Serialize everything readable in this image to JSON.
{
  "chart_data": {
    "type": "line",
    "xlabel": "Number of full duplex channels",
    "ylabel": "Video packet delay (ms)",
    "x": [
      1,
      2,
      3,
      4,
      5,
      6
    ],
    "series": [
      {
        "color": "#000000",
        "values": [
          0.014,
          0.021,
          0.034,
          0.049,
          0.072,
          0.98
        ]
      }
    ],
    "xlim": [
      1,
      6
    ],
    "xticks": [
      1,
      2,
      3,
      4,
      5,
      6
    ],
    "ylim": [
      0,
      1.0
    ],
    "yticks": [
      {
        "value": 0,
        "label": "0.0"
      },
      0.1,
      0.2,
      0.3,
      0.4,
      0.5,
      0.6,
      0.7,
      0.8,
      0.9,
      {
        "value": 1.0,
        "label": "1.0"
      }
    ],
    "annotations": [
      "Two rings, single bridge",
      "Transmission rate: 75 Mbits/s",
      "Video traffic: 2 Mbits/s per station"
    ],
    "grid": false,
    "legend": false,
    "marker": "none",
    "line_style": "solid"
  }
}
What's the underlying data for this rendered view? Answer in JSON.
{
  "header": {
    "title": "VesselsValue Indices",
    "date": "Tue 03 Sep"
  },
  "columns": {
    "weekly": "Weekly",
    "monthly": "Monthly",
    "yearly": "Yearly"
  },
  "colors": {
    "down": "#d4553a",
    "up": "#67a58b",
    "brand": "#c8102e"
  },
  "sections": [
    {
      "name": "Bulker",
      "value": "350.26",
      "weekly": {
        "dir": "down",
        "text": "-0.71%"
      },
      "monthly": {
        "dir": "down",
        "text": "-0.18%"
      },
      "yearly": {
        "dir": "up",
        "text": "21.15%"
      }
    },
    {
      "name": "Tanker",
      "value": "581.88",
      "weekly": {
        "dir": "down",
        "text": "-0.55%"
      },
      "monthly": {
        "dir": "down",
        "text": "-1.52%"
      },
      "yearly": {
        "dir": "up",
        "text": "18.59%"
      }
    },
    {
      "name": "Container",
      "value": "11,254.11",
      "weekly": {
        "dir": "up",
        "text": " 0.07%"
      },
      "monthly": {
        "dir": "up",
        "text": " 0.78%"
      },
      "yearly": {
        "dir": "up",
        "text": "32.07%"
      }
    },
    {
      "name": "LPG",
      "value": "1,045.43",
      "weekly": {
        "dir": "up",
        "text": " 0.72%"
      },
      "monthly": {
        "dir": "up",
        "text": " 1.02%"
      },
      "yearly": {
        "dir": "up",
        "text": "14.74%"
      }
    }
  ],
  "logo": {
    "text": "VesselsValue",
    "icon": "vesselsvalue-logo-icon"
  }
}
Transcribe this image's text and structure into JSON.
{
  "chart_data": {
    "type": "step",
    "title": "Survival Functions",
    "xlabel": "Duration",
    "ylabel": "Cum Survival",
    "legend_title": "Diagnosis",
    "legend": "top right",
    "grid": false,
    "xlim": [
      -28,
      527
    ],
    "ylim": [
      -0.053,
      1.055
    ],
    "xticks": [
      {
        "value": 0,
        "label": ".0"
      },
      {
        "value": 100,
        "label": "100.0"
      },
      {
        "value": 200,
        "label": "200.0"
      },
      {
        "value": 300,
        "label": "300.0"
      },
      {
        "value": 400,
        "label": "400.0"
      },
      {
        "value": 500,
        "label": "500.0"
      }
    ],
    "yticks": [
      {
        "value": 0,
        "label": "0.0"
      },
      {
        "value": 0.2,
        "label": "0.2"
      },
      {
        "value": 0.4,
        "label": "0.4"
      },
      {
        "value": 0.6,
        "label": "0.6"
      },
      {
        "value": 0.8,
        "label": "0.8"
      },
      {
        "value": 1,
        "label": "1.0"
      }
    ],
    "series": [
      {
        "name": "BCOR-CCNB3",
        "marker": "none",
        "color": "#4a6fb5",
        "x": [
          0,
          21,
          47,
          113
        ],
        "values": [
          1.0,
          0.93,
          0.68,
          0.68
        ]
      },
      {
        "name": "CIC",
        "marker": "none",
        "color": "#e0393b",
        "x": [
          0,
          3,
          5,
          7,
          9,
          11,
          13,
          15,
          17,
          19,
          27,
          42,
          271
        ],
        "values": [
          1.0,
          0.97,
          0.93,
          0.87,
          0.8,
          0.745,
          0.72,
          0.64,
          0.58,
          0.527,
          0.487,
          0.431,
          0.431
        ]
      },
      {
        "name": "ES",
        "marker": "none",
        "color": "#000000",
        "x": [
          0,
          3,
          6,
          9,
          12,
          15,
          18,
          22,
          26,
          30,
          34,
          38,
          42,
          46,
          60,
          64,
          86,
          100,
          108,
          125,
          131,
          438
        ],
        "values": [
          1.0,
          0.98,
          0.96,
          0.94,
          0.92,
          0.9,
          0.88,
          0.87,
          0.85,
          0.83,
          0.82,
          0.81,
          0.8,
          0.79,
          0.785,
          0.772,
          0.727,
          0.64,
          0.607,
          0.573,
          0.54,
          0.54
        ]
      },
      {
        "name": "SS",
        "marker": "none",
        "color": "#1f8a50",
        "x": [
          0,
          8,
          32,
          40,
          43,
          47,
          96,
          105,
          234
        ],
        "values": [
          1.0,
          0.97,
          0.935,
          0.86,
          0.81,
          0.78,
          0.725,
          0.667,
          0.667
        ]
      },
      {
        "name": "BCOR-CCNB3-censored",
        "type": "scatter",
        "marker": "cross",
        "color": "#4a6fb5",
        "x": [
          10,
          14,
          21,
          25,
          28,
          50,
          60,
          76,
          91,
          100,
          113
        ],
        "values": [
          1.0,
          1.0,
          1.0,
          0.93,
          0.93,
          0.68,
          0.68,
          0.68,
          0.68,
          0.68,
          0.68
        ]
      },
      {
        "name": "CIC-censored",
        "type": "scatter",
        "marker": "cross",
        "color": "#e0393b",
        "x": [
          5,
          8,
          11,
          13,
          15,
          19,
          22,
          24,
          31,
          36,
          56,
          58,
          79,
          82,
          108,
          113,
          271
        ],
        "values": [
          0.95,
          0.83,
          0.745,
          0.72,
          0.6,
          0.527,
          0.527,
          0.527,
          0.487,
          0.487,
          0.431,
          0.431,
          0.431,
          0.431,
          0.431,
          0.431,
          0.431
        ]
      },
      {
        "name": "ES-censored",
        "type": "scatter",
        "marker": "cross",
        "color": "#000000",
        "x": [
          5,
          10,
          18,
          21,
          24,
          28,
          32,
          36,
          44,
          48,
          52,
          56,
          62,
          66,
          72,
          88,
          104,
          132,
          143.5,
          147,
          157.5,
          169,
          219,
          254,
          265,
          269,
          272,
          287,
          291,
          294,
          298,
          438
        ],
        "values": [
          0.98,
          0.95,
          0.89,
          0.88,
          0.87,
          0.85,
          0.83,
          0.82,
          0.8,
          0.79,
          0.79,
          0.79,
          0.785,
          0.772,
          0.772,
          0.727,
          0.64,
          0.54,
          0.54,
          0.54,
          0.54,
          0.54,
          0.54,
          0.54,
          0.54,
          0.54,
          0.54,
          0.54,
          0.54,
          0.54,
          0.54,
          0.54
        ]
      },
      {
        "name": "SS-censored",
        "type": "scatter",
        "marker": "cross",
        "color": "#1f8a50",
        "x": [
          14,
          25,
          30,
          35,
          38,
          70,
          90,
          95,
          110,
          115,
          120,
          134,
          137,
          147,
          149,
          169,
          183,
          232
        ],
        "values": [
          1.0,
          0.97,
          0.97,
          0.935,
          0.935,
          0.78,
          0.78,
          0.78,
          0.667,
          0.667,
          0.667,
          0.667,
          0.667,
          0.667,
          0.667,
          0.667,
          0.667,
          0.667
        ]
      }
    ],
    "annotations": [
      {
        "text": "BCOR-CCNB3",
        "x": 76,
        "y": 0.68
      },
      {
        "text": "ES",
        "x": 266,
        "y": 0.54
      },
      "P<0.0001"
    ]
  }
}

============

• **The exercise**: Where a line in the entries holds "BCOR", copy that line.

• **Full solution**:
        "name": "BCOR-CCNB3",
        "name": "BCOR-CCNB3-censored",
        "text": "BCOR-CCNB3",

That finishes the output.